> [Data section]
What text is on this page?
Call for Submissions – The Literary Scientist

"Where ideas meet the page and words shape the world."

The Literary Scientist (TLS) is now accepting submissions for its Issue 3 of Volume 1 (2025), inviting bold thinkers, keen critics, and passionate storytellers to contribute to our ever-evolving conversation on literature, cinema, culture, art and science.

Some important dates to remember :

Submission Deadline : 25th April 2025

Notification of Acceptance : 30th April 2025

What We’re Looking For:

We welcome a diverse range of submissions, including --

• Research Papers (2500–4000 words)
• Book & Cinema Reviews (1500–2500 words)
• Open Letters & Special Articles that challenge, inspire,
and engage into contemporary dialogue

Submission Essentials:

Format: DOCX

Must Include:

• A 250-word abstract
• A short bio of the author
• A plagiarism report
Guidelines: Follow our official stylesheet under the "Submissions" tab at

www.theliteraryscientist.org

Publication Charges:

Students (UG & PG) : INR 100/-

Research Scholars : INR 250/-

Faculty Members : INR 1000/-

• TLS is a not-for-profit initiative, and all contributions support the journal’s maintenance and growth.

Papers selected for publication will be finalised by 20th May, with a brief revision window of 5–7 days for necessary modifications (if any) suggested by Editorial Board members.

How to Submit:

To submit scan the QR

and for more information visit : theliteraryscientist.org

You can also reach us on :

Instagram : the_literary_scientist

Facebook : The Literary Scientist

> [Work instructions] Nothing should be changed: write out all of the data as is.

> [Result of the task]
What text is on this page?
Call for Submissions – The Literary Scientist

"Where ideas meet the page and words shape the world."

The Literary Scientist (TLS) is now accepting submissions for its Issue 3 of Volume 1 (2025), inviting bold thinkers, keen critics, and passionate storytellers to contribute to our ever-evolving conversation on literature, cinema, culture, art and science.

Some important dates to remember :

Submission Deadline : 25th April 2025

Notification of Acceptance : 30th April 2025

What We’re Looking For:

We welcome a diverse range of submissions, including --

• Research Papers (2500–4000 words)
• Book & Cinema Reviews (1500–2500 words)
• Open Letters & Special Articles that challenge, inspire,
and engage into contemporary dialogue

Submission Essentials:

Format: DOCX

Must Include:

• A 250-word abstract
• A short bio of the author
• A plagiarism report
Guidelines: Follow our official stylesheet under the "Submissions" tab at

www.theliteraryscientist.org

Publication Charges:

Students (UG & PG) : INR 100/-

Research Scholars : INR 250/-

Faculty Members : INR 1000/-

• TLS is a not-for-profit initiative, and all contributions support the journal’s maintenance and growth.

Papers selected for publication will be finalised by 20th May, with a brief revision window of 5–7 days for necessary modifications (if any) suggested by Editorial Board members.

How to Submit:

To submit scan the QR

and for more information visit : theliteraryscientist.org

You can also reach us on :

Instagram : the_literary_scientist

Facebook : The Literary Scientist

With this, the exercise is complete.